# Listed entries

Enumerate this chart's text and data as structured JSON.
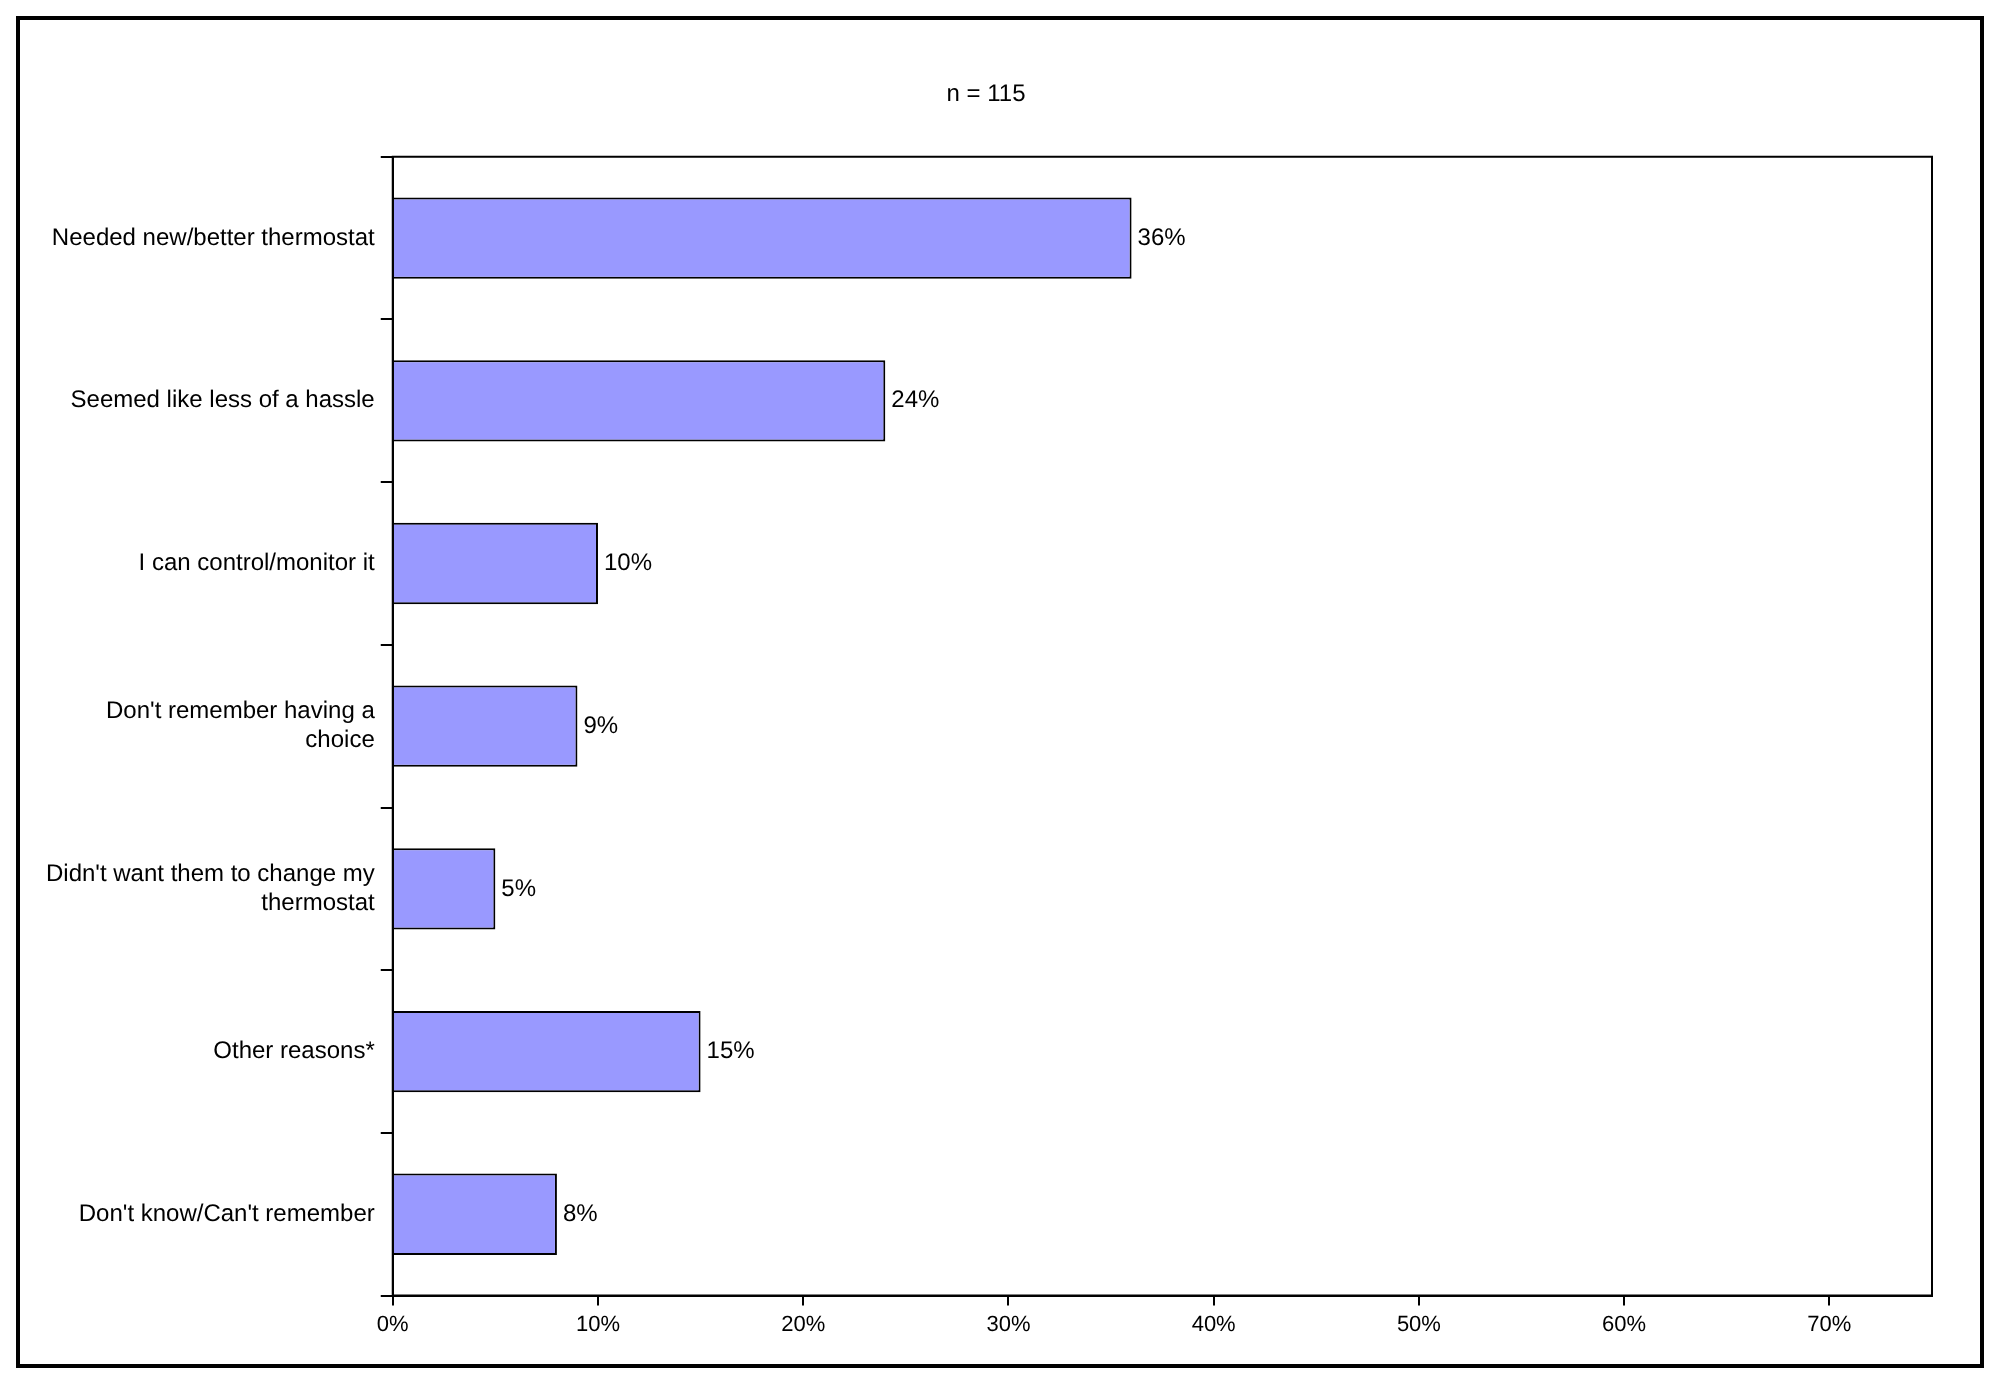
{
  "chart_data": {
    "type": "bar",
    "orientation": "horizontal",
    "title": "n = 115",
    "categories": [
      "Needed new/better thermostat",
      "Seemed like less of a hassle",
      "I can control/monitor it",
      "Don't remember having a choice",
      "Didn't want them to change my thermostat",
      "Other reasons*",
      "Don't know/Can't remember"
    ],
    "values": [
      36,
      24,
      10,
      9,
      5,
      15,
      8
    ],
    "value_labels": [
      "36%",
      "24%",
      "10%",
      "9%",
      "5%",
      "15%",
      "8%"
    ],
    "color": "#9999ff",
    "xlim": [
      0,
      75
    ],
    "xticks": [
      {
        "value": 0,
        "label": "0%"
      },
      {
        "value": 10,
        "label": "10%"
      },
      {
        "value": 20,
        "label": "20%"
      },
      {
        "value": 30,
        "label": "30%"
      },
      {
        "value": 40,
        "label": "40%"
      },
      {
        "value": 50,
        "label": "50%"
      },
      {
        "value": 60,
        "label": "60%"
      },
      {
        "value": 70,
        "label": "70%"
      }
    ],
    "grid": false,
    "legend": false
  }
}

# Requirements
Quote the entries above word for word. Leave the images out.

# Output below
Enumerate this chart's text and data as structured JSON.
{
  "chart_data": {
    "type": "bar",
    "orientation": "horizontal",
    "title": "n = 115",
    "categories": [
      "Needed new/better thermostat",
      "Seemed like less of a hassle",
      "I can control/monitor it",
      "Don't remember having a choice",
      "Didn't want them to change my thermostat",
      "Other reasons*",
      "Don't know/Can't remember"
    ],
    "values": [
      36,
      24,
      10,
      9,
      5,
      15,
      8
    ],
    "value_labels": [
      "36%",
      "24%",
      "10%",
      "9%",
      "5%",
      "15%",
      "8%"
    ],
    "color": "#9999ff",
    "xlim": [
      0,
      75
    ],
    "xticks": [
      {
        "value": 0,
        "label": "0%"
      },
      {
        "value": 10,
        "label": "10%"
      },
      {
        "value": 20,
        "label": "20%"
      },
      {
        "value": 30,
        "label": "30%"
      },
      {
        "value": 40,
        "label": "40%"
      },
      {
        "value": 50,
        "label": "50%"
      },
      {
        "value": 60,
        "label": "60%"
      },
      {
        "value": 70,
        "label": "70%"
      }
    ],
    "grid": false,
    "legend": false
  }
}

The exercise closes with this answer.